---------- GIVEN INFORMATION ----------
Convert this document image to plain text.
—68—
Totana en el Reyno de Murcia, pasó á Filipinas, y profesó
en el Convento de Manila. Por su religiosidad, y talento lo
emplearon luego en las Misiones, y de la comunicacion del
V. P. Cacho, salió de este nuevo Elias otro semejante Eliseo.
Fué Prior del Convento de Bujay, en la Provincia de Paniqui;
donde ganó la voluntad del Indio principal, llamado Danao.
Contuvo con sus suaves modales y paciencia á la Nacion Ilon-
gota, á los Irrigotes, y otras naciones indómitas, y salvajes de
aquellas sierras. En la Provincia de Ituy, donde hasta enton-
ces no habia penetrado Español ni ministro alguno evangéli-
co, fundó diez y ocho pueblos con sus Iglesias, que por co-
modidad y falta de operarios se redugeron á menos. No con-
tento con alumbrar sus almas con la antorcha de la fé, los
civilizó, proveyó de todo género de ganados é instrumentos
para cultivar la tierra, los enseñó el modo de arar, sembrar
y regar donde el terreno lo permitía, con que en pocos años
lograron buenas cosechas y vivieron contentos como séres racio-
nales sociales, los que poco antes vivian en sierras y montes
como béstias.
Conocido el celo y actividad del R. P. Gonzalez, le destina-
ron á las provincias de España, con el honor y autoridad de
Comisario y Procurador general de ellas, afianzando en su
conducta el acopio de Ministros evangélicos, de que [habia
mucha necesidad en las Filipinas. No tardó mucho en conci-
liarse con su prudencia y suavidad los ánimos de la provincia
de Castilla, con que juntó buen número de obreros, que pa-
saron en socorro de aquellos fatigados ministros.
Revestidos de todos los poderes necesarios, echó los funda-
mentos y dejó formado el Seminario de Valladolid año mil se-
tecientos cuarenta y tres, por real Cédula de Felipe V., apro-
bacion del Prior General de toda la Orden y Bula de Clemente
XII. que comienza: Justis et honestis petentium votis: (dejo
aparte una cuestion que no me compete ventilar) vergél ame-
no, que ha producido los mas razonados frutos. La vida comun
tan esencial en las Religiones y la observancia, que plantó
----------
> TO DO
Transcribe all entries exactly as they are given.

> EXERCISE RESPONSE
Convert this document image to plain text.
—68—
Totana en el Reyno de Murcia, pasó á Filipinas, y profesó
en el Convento de Manila. Por su religiosidad, y talento lo
emplearon luego en las Misiones, y de la comunicacion del
V. P. Cacho, salió de este nuevo Elias otro semejante Eliseo.
Fué Prior del Convento de Bujay, en la Provincia de Paniqui;
donde ganó la voluntad del Indio principal, llamado Danao.
Contuvo con sus suaves modales y paciencia á la Nacion Ilon-
gota, á los Irrigotes, y otras naciones indómitas, y salvajes de
aquellas sierras. En la Provincia de Ituy, donde hasta enton-
ces no habia penetrado Español ni ministro alguno evangéli-
co, fundó diez y ocho pueblos con sus Iglesias, que por co-
modidad y falta de operarios se redugeron á menos. No con-
tento con alumbrar sus almas con la antorcha de la fé, los
civilizó, proveyó de todo género de ganados é instrumentos
para cultivar la tierra, los enseñó el modo de arar, sembrar
y regar donde el terreno lo permitía, con que en pocos años
lograron buenas cosechas y vivieron contentos como séres racio-
nales sociales, los que poco antes vivian en sierras y montes
como béstias.
Conocido el celo y actividad del R. P. Gonzalez, le destina-
ron á las provincias de España, con el honor y autoridad de
Comisario y Procurador general de ellas, afianzando en su
conducta el acopio de Ministros evangélicos, de que [habia
mucha necesidad en las Filipinas. No tardó mucho en conci-
liarse con su prudencia y suavidad los ánimos de la provincia
de Castilla, con que juntó buen número de obreros, que pa-
saron en socorro de aquellos fatigados ministros.
Revestidos de todos los poderes necesarios, echó los funda-
mentos y dejó formado el Seminario de Valladolid año mil se-
tecientos cuarenta y tres, por real Cédula de Felipe V., apro-
bacion del Prior General de toda la Orden y Bula de Clemente
XII. que comienza: Justis et honestis petentium votis: (dejo
aparte una cuestion que no me compete ventilar) vergél ame-
no, que ha producido los mas razonados frutos. La vida comun
tan esencial en las Religiones y la observancia, que plantó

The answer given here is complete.